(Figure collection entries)
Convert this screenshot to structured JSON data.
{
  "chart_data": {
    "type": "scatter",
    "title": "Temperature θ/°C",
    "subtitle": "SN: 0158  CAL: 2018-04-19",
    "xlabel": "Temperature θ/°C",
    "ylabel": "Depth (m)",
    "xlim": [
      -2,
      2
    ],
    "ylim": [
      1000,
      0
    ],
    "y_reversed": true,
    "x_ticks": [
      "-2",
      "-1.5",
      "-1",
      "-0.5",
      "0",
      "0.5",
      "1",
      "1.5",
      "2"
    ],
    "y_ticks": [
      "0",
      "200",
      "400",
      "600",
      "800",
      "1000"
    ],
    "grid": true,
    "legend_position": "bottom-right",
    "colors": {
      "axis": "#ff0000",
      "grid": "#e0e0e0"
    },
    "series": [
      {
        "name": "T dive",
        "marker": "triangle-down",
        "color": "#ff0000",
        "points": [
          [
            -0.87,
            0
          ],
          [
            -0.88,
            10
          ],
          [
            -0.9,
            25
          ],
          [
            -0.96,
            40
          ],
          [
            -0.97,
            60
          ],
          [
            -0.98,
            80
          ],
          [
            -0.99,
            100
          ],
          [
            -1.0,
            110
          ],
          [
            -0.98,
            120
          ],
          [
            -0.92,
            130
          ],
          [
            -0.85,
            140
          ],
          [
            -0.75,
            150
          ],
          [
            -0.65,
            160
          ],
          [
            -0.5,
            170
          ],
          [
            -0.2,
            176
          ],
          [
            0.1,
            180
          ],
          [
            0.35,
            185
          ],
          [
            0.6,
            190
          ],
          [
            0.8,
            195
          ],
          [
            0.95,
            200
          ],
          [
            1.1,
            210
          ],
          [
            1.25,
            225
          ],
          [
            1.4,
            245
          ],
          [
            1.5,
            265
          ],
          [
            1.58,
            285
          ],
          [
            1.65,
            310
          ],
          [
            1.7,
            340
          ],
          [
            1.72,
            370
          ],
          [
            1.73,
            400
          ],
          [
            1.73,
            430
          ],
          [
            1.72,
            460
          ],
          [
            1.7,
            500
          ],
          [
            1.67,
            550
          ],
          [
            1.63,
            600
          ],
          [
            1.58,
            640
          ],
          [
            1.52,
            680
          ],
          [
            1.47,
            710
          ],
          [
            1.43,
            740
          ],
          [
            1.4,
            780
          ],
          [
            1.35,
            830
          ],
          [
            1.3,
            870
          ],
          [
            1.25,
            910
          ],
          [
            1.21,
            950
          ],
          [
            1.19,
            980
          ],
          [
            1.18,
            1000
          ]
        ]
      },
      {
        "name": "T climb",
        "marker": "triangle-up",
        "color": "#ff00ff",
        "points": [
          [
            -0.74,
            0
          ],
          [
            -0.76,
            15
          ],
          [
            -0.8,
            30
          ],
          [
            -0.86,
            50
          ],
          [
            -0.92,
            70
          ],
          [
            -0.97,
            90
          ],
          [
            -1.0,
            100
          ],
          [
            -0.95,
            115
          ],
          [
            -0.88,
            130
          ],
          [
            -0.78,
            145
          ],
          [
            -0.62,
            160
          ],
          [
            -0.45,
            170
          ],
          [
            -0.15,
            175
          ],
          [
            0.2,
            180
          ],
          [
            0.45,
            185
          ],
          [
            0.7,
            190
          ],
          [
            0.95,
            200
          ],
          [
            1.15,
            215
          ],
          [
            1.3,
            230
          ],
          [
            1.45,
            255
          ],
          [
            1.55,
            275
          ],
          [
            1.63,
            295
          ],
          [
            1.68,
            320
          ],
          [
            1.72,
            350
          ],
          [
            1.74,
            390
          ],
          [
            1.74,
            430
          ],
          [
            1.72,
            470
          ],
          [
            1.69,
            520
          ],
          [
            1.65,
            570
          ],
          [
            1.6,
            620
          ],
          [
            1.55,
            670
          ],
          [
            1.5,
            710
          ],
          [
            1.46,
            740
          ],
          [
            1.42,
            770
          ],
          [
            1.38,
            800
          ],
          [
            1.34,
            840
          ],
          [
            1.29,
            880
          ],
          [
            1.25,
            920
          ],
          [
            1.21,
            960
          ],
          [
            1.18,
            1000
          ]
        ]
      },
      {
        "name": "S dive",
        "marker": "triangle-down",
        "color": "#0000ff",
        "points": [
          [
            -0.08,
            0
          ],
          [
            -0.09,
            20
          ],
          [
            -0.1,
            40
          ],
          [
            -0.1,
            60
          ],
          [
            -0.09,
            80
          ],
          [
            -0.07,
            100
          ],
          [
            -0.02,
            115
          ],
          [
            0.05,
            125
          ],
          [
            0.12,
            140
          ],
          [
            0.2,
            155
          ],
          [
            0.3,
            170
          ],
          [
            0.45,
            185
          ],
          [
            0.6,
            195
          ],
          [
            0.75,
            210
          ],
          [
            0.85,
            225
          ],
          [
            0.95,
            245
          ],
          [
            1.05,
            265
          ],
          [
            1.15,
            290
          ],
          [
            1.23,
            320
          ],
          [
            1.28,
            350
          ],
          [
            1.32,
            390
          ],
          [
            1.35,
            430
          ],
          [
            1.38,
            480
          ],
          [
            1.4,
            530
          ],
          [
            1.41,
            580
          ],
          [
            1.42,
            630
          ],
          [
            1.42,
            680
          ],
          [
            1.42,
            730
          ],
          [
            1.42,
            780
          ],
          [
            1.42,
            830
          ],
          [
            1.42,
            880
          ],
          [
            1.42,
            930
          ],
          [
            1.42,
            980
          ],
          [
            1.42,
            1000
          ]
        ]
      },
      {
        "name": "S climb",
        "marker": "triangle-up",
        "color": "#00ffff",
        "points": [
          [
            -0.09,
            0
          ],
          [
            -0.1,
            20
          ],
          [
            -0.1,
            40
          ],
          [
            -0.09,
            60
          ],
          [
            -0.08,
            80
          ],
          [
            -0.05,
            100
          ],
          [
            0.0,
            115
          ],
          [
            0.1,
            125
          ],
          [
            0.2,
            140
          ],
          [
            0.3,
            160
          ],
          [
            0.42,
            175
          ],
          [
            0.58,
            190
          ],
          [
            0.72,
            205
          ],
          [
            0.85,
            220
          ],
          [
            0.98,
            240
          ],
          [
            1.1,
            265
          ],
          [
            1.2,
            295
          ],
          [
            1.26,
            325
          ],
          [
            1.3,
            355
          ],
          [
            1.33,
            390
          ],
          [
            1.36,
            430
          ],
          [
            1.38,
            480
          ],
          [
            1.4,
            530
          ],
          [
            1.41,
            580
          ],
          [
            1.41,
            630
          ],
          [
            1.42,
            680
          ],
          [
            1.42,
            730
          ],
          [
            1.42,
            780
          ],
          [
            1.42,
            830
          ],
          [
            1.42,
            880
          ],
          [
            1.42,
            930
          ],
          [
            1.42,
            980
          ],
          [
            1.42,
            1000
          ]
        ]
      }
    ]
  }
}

Brief: Your task is to give the records above again, exactly.

Response to this exercise:
Convert this screenshot to structured JSON data.
{
  "chart_data": {
    "type": "scatter",
    "title": "Temperature θ/°C",
    "subtitle": "SN: 0158  CAL: 2018-04-19",
    "xlabel": "Temperature θ/°C",
    "ylabel": "Depth (m)",
    "xlim": [
      -2,
      2
    ],
    "ylim": [
      1000,
      0
    ],
    "y_reversed": true,
    "x_ticks": [
      "-2",
      "-1.5",
      "-1",
      "-0.5",
      "0",
      "0.5",
      "1",
      "1.5",
      "2"
    ],
    "y_ticks": [
      "0",
      "200",
      "400",
      "600",
      "800",
      "1000"
    ],
    "grid": true,
    "legend_position": "bottom-right",
    "colors": {
      "axis": "#ff0000",
      "grid": "#e0e0e0"
    },
    "series": [
      {
        "name": "T dive",
        "marker": "triangle-down",
        "color": "#ff0000",
        "points": [
          [
            -0.87,
            0
          ],
          [
            -0.88,
            10
          ],
          [
            -0.9,
            25
          ],
          [
            -0.96,
            40
          ],
          [
            -0.97,
            60
          ],
          [
            -0.98,
            80
          ],
          [
            -0.99,
            100
          ],
          [
            -1.0,
            110
          ],
          [
            -0.98,
            120
          ],
          [
            -0.92,
            130
          ],
          [
            -0.85,
            140
          ],
          [
            -0.75,
            150
          ],
          [
            -0.65,
            160
          ],
          [
            -0.5,
            170
          ],
          [
            -0.2,
            176
          ],
          [
            0.1,
            180
          ],
          [
            0.35,
            185
          ],
          [
            0.6,
            190
          ],
          [
            0.8,
            195
          ],
          [
            0.95,
            200
          ],
          [
            1.1,
            210
          ],
          [
            1.25,
            225
          ],
          [
            1.4,
            245
          ],
          [
            1.5,
            265
          ],
          [
            1.58,
            285
          ],
          [
            1.65,
            310
          ],
          [
            1.7,
            340
          ],
          [
            1.72,
            370
          ],
          [
            1.73,
            400
          ],
          [
            1.73,
            430
          ],
          [
            1.72,
            460
          ],
          [
            1.7,
            500
          ],
          [
            1.67,
            550
          ],
          [
            1.63,
            600
          ],
          [
            1.58,
            640
          ],
          [
            1.52,
            680
          ],
          [
            1.47,
            710
          ],
          [
            1.43,
            740
          ],
          [
            1.4,
            780
          ],
          [
            1.35,
            830
          ],
          [
            1.3,
            870
          ],
          [
            1.25,
            910
          ],
          [
            1.21,
            950
          ],
          [
            1.19,
            980
          ],
          [
            1.18,
            1000
          ]
        ]
      },
      {
        "name": "T climb",
        "marker": "triangle-up",
        "color": "#ff00ff",
        "points": [
          [
            -0.74,
            0
          ],
          [
            -0.76,
            15
          ],
          [
            -0.8,
            30
          ],
          [
            -0.86,
            50
          ],
          [
            -0.92,
            70
          ],
          [
            -0.97,
            90
          ],
          [
            -1.0,
            100
          ],
          [
            -0.95,
            115
          ],
          [
            -0.88,
            130
          ],
          [
            -0.78,
            145
          ],
          [
            -0.62,
            160
          ],
          [
            -0.45,
            170
          ],
          [
            -0.15,
            175
          ],
          [
            0.2,
            180
          ],
          [
            0.45,
            185
          ],
          [
            0.7,
            190
          ],
          [
            0.95,
            200
          ],
          [
            1.15,
            215
          ],
          [
            1.3,
            230
          ],
          [
            1.45,
            255
          ],
          [
            1.55,
            275
          ],
          [
            1.63,
            295
          ],
          [
            1.68,
            320
          ],
          [
            1.72,
            350
          ],
          [
            1.74,
            390
          ],
          [
            1.74,
            430
          ],
          [
            1.72,
            470
          ],
          [
            1.69,
            520
          ],
          [
            1.65,
            570
          ],
          [
            1.6,
            620
          ],
          [
            1.55,
            670
          ],
          [
            1.5,
            710
          ],
          [
            1.46,
            740
          ],
          [
            1.42,
            770
          ],
          [
            1.38,
            800
          ],
          [
            1.34,
            840
          ],
          [
            1.29,
            880
          ],
          [
            1.25,
            920
          ],
          [
            1.21,
            960
          ],
          [
            1.18,
            1000
          ]
        ]
      },
      {
        "name": "S dive",
        "marker": "triangle-down",
        "color": "#0000ff",
        "points": [
          [
            -0.08,
            0
          ],
          [
            -0.09,
            20
          ],
          [
            -0.1,
            40
          ],
          [
            -0.1,
            60
          ],
          [
            -0.09,
            80
          ],
          [
            -0.07,
            100
          ],
          [
            -0.02,
            115
          ],
          [
            0.05,
            125
          ],
          [
            0.12,
            140
          ],
          [
            0.2,
            155
          ],
          [
            0.3,
            170
          ],
          [
            0.45,
            185
          ],
          [
            0.6,
            195
          ],
          [
            0.75,
            210
          ],
          [
            0.85,
            225
          ],
          [
            0.95,
            245
          ],
          [
            1.05,
            265
          ],
          [
            1.15,
            290
          ],
          [
            1.23,
            320
          ],
          [
            1.28,
            350
          ],
          [
            1.32,
            390
          ],
          [
            1.35,
            430
          ],
          [
            1.38,
            480
          ],
          [
            1.4,
            530
          ],
          [
            1.41,
            580
          ],
          [
            1.42,
            630
          ],
          [
            1.42,
            680
          ],
          [
            1.42,
            730
          ],
          [
            1.42,
            780
          ],
          [
            1.42,
            830
          ],
          [
            1.42,
            880
          ],
          [
            1.42,
            930
          ],
          [
            1.42,
            980
          ],
          [
            1.42,
            1000
          ]
        ]
      },
      {
        "name": "S climb",
        "marker": "triangle-up",
        "color": "#00ffff",
        "points": [
          [
            -0.09,
            0
          ],
          [
            -0.1,
            20
          ],
          [
            -0.1,
            40
          ],
          [
            -0.09,
            60
          ],
          [
            -0.08,
            80
          ],
          [
            -0.05,
            100
          ],
          [
            0.0,
            115
          ],
          [
            0.1,
            125
          ],
          [
            0.2,
            140
          ],
          [
            0.3,
            160
          ],
          [
            0.42,
            175
          ],
          [
            0.58,
            190
          ],
          [
            0.72,
            205
          ],
          [
            0.85,
            220
          ],
          [
            0.98,
            240
          ],
          [
            1.1,
            265
          ],
          [
            1.2,
            295
          ],
          [
            1.26,
            325
          ],
          [
            1.3,
            355
          ],
          [
            1.33,
            390
          ],
          [
            1.36,
            430
          ],
          [
            1.38,
            480
          ],
          [
            1.4,
            530
          ],
          [
            1.41,
            580
          ],
          [
            1.41,
            630
          ],
          [
            1.42,
            680
          ],
          [
            1.42,
            730
          ],
          [
            1.42,
            780
          ],
          [
            1.42,
            830
          ],
          [
            1.42,
            880
          ],
          [
            1.42,
            930
          ],
          [
            1.42,
            980
          ],
          [
            1.42,
            1000
          ]
        ]
      }
    ]
  }
}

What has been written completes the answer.